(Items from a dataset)
════

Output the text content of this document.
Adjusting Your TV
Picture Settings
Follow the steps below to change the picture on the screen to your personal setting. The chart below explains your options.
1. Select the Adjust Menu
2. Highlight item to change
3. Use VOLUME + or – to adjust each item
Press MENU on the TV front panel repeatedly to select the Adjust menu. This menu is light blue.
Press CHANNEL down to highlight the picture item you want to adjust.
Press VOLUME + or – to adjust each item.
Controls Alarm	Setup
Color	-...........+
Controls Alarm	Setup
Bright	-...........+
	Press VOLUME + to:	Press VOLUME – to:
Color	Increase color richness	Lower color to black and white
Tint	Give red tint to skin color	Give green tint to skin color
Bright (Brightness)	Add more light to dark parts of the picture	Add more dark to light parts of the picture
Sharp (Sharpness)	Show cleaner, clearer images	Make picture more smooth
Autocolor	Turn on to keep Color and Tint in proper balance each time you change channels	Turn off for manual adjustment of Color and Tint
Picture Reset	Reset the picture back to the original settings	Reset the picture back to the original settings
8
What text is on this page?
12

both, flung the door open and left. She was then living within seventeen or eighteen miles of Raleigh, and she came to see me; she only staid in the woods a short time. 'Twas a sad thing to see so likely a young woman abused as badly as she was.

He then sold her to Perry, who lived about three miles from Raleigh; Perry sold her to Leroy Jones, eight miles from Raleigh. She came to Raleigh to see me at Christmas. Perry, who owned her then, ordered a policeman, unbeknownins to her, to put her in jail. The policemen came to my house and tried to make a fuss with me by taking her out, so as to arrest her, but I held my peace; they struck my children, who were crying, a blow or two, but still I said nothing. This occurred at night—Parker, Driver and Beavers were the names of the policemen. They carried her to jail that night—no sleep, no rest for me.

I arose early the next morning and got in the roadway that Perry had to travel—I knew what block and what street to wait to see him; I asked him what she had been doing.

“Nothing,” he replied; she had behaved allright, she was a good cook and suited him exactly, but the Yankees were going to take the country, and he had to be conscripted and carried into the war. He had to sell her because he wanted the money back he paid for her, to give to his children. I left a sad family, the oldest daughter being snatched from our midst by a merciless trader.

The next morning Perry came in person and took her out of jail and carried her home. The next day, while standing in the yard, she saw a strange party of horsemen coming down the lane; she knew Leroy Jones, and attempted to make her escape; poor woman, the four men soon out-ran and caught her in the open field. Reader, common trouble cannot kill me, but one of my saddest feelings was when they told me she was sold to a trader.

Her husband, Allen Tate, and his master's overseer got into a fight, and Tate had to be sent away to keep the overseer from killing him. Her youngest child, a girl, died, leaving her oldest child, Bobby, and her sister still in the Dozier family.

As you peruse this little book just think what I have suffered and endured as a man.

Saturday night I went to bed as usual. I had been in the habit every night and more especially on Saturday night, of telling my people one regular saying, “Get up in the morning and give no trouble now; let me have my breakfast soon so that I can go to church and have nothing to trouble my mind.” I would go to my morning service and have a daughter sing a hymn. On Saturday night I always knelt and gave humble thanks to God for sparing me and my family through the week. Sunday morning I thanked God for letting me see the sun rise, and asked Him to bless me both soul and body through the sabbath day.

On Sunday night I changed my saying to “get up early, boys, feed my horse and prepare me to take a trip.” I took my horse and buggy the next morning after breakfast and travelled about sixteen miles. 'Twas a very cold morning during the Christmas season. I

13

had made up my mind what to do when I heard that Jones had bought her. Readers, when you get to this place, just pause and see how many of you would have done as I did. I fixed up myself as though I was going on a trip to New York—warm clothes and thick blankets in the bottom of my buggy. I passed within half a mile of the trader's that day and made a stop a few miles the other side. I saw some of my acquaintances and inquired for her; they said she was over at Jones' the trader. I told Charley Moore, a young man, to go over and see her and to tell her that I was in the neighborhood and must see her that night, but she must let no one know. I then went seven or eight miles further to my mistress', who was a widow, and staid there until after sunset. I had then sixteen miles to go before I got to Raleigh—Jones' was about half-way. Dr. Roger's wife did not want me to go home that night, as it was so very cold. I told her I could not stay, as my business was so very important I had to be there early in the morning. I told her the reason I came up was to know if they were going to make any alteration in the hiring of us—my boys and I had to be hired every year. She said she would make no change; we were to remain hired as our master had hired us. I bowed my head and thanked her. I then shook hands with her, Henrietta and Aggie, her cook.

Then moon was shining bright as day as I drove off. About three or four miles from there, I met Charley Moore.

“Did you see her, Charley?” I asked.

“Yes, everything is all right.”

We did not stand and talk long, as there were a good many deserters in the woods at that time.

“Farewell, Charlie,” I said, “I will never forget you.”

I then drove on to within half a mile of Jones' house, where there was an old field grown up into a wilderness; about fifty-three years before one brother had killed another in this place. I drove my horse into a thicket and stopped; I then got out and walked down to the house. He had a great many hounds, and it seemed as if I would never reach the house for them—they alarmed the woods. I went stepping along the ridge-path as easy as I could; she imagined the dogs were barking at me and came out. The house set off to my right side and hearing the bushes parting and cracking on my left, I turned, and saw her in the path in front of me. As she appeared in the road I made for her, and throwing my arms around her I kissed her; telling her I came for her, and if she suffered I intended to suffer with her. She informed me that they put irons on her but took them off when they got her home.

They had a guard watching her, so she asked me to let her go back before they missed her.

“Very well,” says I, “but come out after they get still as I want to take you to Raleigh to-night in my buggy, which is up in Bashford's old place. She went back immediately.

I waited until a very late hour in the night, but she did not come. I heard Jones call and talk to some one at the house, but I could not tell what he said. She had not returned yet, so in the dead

════

Count the lines that hold the string "VOLUME" and state that number alone.

3